[Job] Images do not belong in the copy. Retype all the entries below exactly.

++++

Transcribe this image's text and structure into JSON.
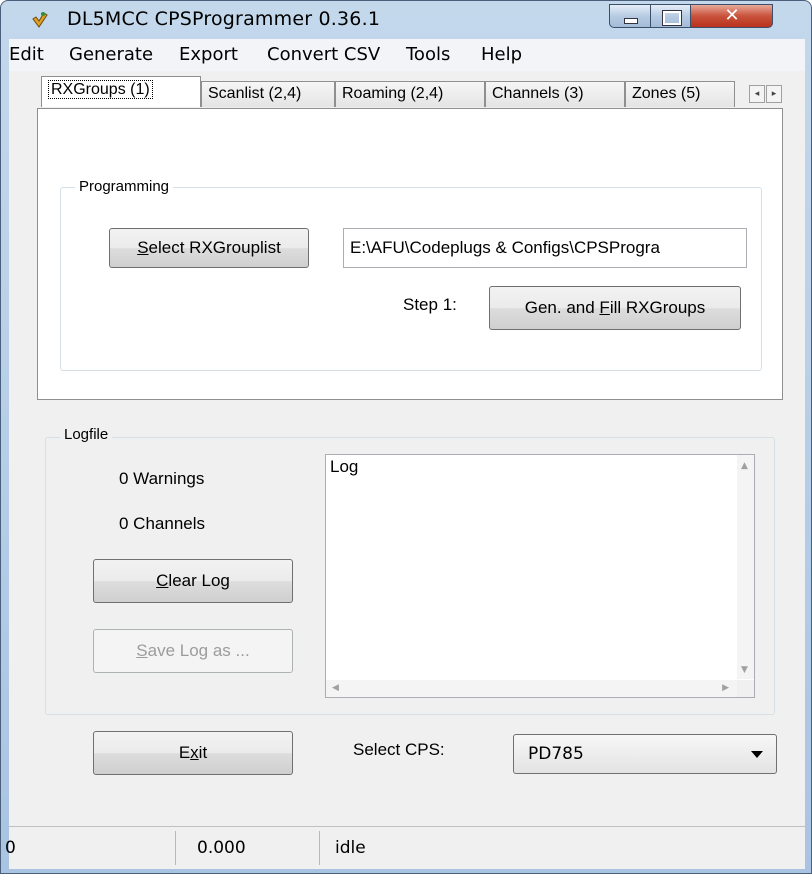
{
  "window": {
    "title": "DL5MCC CPSProgrammer 0.36.1",
    "close_glyph": "✕"
  },
  "menu": [
    "Edit",
    "Generate",
    "Export",
    "Convert CSV",
    "Tools",
    "Help"
  ],
  "tabs": [
    "RXGroups (1)",
    "Scanlist (2,4)",
    "Roaming (2,4)",
    "Channels (3)",
    "Zones (5)"
  ],
  "tab_scroll": {
    "left": "◂",
    "right": "▸"
  },
  "programming": {
    "group_label": "Programming",
    "select_button": {
      "pre": "",
      "key": "S",
      "post": "elect RXGrouplist"
    },
    "path_value": "E:\\AFU\\Codeplugs & Configs\\CPSProgra",
    "step_label": "Step 1:",
    "gen_button": {
      "pre": "Gen. and ",
      "key": "F",
      "post": "ill RXGroups"
    }
  },
  "logfile": {
    "group_label": "Logfile",
    "warnings": "0 Warnings",
    "channels": "0 Channels",
    "clear_button": {
      "pre": "",
      "key": "C",
      "post": "lear Log"
    },
    "save_button": {
      "pre": "",
      "key": "S",
      "post": "ave Log as ..."
    },
    "log_text": "Log"
  },
  "bottom": {
    "exit_button": {
      "pre": "E",
      "key": "x",
      "post": "it"
    },
    "select_cps_label": "Select CPS:",
    "cps_value": "PD785"
  },
  "statusbar": [
    "0",
    "0.000",
    "idle"
  ],
  "colors": {
    "accent_tab_border": "#8e8f8f",
    "title_bar": "#c4d8ec",
    "close_button": "#c9533c"
  }
}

++++

[Response for this exercise]
Transcribe this image's text and structure into JSON.
{
  "window": {
    "title": "DL5MCC CPSProgrammer 0.36.1",
    "close_glyph": "✕"
  },
  "menu": [
    "Edit",
    "Generate",
    "Export",
    "Convert CSV",
    "Tools",
    "Help"
  ],
  "tabs": [
    "RXGroups (1)",
    "Scanlist (2,4)",
    "Roaming (2,4)",
    "Channels (3)",
    "Zones (5)"
  ],
  "tab_scroll": {
    "left": "◂",
    "right": "▸"
  },
  "programming": {
    "group_label": "Programming",
    "select_button": {
      "pre": "",
      "key": "S",
      "post": "elect RXGrouplist"
    },
    "path_value": "E:\\AFU\\Codeplugs & Configs\\CPSProgra",
    "step_label": "Step 1:",
    "gen_button": {
      "pre": "Gen. and ",
      "key": "F",
      "post": "ill RXGroups"
    }
  },
  "logfile": {
    "group_label": "Logfile",
    "warnings": "0 Warnings",
    "channels": "0 Channels",
    "clear_button": {
      "pre": "",
      "key": "C",
      "post": "lear Log"
    },
    "save_button": {
      "pre": "",
      "key": "S",
      "post": "ave Log as ..."
    },
    "log_text": "Log"
  },
  "bottom": {
    "exit_button": {
      "pre": "E",
      "key": "x",
      "post": "it"
    },
    "select_cps_label": "Select CPS:",
    "cps_value": "PD785"
  },
  "statusbar": [
    "0",
    "0.000",
    "idle"
  ],
  "colors": {
    "accent_tab_border": "#8e8f8f",
    "title_bar": "#c4d8ec",
    "close_button": "#c9533c"
  }
}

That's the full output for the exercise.